§ Quoted passage:
BEGIN

The keras.json file is, so it should be set up to run fine:

{
    "backend": "mxnet",
    "image_data_format": "channels_first",
    "epsilon": 1e-07,
    "floatx": "float32"
}

This is a small part which shows the error:

from keras.models import *
from keras.layers import *
from keras.optimizers import *

def SimpleInceptionBlock(input, num_kernels, kernel_init='he_normal', padding='same', bn_axis=1):
    tower1 = Conv3D(num_kernels, 1, padding=padding, kernel_initializer=kernel_init)(input)
    tower1 = BatchNormalization()(tower1)
    tower1 = ELU()(tower1)

    tower2 = MaxPooling3D(pool_size=(2, 2, 2), strides=(1, 1, 1), padding=padding)(input)
    tower2 = Conv3D(num_kernels, 1, padding=padding, kernel_initializer=kernel_init)(tower2)
    tower2 = BatchNormalization()(tower2)
    tower2 = ELU()(tower2)

    output = concatenate([tower1, tower2], axis=bn_axis)
    return output


def TestNet(input_size=(1,64,64,64), num_class=7):
    bn_axis = 1

    img_input = Input(shape=input_size)

END

§ What you will do:
a - List every setting name in the keras.json file shown in the Keras post.
b - Carry the Keras post forward from its last line by writing the rest of the TestNet function.

§ Given information:

BEGIN

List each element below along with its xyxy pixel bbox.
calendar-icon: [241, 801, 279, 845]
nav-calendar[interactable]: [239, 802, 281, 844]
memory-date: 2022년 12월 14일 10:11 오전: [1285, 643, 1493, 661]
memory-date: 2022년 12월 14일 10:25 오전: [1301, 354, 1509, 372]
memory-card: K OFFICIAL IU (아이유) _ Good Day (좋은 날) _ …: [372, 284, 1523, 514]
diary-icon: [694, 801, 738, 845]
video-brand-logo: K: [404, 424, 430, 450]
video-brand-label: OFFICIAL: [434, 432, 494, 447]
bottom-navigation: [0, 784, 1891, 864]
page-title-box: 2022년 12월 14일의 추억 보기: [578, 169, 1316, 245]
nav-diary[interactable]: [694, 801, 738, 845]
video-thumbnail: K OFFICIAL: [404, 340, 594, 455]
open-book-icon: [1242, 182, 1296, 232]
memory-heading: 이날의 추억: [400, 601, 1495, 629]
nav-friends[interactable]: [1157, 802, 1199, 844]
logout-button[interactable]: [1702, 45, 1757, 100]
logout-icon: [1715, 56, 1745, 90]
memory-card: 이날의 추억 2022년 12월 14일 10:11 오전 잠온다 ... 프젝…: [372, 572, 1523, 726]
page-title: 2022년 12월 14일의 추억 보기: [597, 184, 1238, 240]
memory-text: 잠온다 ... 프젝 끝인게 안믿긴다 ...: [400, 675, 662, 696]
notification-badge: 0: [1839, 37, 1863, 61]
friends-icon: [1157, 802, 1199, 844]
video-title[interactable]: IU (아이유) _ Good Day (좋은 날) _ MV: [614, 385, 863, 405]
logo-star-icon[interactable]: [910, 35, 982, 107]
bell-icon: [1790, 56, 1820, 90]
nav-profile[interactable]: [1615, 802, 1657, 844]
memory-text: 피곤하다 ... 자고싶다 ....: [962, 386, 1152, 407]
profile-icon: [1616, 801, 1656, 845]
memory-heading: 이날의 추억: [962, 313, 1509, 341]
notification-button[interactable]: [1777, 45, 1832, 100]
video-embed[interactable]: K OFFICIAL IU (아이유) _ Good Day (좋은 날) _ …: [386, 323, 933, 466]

END

§ Numbered answers:
a - backend, image_data_format, epsilon, floatx

b -
    filter1 = SimpleInceptionBlock(img_input, 16)
    # this runs fine, filter1.shape = (None, 32, 64, 64, 64)

    filter2 = SimpleInceptionBlock(filter1, 16)

    output = Conv3D(num_class, (1, 1, 1), activation='softmax', kernel_initializer = kernel_init, padding='same', kernel_regularizer=l2(1e-4))(filter2)
    model = Model(input=img_input, output=output)

    return model


model = TestNet()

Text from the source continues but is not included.